(Data records)
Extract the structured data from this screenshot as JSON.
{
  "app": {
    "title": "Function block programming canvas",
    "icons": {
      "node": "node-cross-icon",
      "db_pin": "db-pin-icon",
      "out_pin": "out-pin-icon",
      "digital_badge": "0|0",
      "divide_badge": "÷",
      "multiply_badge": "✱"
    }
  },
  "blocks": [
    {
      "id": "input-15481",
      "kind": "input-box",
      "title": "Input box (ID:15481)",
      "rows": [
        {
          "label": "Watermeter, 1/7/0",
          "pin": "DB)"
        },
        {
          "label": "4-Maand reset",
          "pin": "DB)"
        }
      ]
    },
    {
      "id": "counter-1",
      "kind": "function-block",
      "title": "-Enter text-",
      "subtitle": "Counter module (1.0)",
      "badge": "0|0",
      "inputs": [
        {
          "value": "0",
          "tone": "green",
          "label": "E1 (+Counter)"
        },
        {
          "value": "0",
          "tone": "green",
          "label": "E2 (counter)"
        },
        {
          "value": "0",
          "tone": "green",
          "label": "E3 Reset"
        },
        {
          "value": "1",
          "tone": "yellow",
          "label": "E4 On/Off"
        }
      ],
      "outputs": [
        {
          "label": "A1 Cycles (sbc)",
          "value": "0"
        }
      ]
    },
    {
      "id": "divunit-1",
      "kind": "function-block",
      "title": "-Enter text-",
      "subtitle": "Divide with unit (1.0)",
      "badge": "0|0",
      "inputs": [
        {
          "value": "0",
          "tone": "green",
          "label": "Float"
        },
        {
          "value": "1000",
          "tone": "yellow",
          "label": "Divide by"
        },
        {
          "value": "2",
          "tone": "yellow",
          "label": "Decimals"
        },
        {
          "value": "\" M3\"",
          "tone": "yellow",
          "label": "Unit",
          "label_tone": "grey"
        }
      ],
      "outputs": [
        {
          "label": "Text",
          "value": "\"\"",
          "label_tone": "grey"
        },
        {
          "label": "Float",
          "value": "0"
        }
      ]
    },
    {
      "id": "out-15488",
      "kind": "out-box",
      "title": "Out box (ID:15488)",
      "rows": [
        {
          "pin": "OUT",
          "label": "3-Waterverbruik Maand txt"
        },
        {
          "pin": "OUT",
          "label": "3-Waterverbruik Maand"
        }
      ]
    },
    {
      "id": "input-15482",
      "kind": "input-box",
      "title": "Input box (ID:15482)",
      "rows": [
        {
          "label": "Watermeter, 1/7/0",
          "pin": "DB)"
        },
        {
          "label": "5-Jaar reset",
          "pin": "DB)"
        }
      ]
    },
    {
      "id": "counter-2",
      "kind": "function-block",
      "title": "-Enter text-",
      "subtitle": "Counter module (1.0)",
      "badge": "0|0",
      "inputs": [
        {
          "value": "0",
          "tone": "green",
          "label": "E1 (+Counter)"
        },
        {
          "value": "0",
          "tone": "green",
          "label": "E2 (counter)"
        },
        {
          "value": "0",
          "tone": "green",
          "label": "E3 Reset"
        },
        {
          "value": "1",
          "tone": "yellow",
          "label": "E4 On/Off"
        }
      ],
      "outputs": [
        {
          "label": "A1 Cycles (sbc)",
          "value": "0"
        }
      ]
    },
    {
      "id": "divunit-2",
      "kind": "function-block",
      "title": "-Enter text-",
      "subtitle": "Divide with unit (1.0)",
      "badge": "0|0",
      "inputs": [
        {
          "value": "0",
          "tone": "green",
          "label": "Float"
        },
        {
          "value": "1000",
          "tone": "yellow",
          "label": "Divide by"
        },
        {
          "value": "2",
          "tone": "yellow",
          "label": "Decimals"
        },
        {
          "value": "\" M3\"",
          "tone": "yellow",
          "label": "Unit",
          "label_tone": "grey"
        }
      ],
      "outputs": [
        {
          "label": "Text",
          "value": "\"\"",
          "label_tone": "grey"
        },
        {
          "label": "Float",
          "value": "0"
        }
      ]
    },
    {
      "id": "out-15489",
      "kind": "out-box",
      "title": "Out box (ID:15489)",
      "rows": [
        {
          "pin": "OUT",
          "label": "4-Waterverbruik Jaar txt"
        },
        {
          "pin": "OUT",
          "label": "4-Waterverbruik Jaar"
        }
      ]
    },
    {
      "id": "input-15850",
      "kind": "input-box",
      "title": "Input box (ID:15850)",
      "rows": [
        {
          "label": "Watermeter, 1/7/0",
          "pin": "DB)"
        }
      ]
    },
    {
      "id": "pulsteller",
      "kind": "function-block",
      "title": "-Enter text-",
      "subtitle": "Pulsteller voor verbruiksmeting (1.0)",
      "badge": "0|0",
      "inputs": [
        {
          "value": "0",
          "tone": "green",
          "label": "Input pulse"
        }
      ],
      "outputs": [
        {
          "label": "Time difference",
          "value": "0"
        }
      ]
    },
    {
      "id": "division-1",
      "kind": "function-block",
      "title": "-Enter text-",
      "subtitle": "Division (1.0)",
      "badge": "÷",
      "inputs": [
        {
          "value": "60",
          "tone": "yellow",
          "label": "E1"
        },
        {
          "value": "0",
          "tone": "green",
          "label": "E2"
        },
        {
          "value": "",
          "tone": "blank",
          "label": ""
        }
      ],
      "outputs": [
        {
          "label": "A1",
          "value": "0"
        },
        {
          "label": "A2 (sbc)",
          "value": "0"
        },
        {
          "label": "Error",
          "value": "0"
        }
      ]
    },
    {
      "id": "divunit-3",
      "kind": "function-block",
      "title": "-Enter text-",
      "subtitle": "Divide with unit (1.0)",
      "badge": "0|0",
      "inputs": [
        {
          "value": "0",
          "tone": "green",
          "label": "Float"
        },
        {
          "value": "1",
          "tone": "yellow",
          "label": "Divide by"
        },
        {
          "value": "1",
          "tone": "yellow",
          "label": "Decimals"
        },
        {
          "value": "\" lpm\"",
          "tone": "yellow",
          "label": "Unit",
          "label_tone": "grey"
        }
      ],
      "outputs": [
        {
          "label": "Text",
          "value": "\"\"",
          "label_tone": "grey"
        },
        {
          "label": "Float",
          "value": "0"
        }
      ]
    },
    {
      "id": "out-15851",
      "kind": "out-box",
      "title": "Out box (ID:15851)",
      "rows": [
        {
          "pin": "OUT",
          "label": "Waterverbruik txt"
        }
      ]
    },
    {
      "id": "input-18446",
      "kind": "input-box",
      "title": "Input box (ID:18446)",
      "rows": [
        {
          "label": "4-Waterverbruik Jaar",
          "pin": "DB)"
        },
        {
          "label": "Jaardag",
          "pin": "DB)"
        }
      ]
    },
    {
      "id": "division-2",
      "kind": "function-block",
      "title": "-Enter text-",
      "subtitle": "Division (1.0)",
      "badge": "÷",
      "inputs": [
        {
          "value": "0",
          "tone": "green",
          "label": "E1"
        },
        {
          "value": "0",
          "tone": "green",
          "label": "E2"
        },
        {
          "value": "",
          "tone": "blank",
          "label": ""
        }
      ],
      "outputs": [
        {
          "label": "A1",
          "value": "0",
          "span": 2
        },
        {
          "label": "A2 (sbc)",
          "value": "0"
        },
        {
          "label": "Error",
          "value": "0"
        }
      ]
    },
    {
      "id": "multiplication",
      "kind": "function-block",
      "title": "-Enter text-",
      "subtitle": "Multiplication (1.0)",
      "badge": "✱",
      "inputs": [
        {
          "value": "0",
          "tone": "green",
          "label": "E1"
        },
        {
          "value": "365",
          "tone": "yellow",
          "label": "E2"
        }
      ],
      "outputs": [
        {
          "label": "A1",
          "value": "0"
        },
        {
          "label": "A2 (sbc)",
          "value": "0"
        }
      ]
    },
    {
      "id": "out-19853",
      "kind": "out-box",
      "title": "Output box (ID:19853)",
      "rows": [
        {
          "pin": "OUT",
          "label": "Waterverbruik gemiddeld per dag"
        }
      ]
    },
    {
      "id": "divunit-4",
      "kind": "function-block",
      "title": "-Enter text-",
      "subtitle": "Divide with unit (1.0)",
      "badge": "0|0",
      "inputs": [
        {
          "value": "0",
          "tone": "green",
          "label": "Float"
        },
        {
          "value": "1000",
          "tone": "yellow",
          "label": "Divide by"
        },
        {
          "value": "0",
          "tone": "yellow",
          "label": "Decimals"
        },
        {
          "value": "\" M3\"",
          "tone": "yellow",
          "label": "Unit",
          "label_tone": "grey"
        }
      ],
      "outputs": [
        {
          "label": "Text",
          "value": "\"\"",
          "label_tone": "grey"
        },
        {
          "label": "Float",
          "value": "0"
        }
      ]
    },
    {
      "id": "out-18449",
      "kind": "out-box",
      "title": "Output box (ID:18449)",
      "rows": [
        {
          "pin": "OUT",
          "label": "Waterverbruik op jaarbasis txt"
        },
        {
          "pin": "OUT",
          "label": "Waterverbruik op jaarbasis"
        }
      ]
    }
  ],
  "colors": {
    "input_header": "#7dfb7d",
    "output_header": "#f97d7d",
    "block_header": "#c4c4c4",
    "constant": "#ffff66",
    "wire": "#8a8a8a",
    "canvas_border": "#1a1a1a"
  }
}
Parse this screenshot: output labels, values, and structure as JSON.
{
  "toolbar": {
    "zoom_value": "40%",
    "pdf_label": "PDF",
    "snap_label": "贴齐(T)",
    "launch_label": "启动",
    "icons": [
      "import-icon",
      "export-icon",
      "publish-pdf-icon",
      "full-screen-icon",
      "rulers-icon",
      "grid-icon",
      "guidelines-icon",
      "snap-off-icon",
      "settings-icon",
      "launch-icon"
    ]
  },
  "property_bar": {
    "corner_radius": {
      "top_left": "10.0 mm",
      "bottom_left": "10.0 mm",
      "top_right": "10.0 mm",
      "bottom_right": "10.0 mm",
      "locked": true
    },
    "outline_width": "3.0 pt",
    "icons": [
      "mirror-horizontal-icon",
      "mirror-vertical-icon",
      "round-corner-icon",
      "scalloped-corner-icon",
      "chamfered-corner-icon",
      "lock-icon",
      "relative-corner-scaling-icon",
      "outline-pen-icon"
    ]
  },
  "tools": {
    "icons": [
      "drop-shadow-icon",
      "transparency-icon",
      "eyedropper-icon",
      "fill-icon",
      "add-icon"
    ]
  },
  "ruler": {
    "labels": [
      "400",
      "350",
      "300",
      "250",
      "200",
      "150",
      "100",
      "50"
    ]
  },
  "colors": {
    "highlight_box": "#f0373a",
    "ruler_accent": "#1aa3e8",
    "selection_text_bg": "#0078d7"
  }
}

WHAT YOU NEED TO DO: Quote only the lines from the line containing "Parse this screenshot: output" through the end of the listing, please, keeping both the first and the last line.

EXERCISE ANSWER:
Parse this screenshot: output labels, values, and structure as JSON.
{
  "toolbar": {
    "zoom_value": "40%",
    "pdf_label": "PDF",
    "snap_label": "贴齐(T)",
    "launch_label": "启动",
    "icons": [
      "import-icon",
      "export-icon",
      "publish-pdf-icon",
      "full-screen-icon",
      "rulers-icon",
      "grid-icon",
      "guidelines-icon",
      "snap-off-icon",
      "settings-icon",
      "launch-icon"
    ]
  },
  "property_bar": {
    "corner_radius": {
      "top_left": "10.0 mm",
      "bottom_left": "10.0 mm",
      "top_right": "10.0 mm",
      "bottom_right": "10.0 mm",
      "locked": true
    },
    "outline_width": "3.0 pt",
    "icons": [
      "mirror-horizontal-icon",
      "mirror-vertical-icon",
      "round-corner-icon",
      "scalloped-corner-icon",
      "chamfered-corner-icon",
      "lock-icon",
      "relative-corner-scaling-icon",
      "outline-pen-icon"
    ]
  },
  "tools": {
    "icons": [
      "drop-shadow-icon",
      "transparency-icon",
      "eyedropper-icon",
      "fill-icon",
      "add-icon"
    ]
  },
  "ruler": {
    "labels": [
      "400",
      "350",
      "300",
      "250",
      "200",
      "150",
      "100",
      "50"
    ]
  },
  "colors": {
    "highlight_box": "#f0373a",
    "ruler_accent": "#1aa3e8",
    "selection_text_bg": "#0078d7"
  }
}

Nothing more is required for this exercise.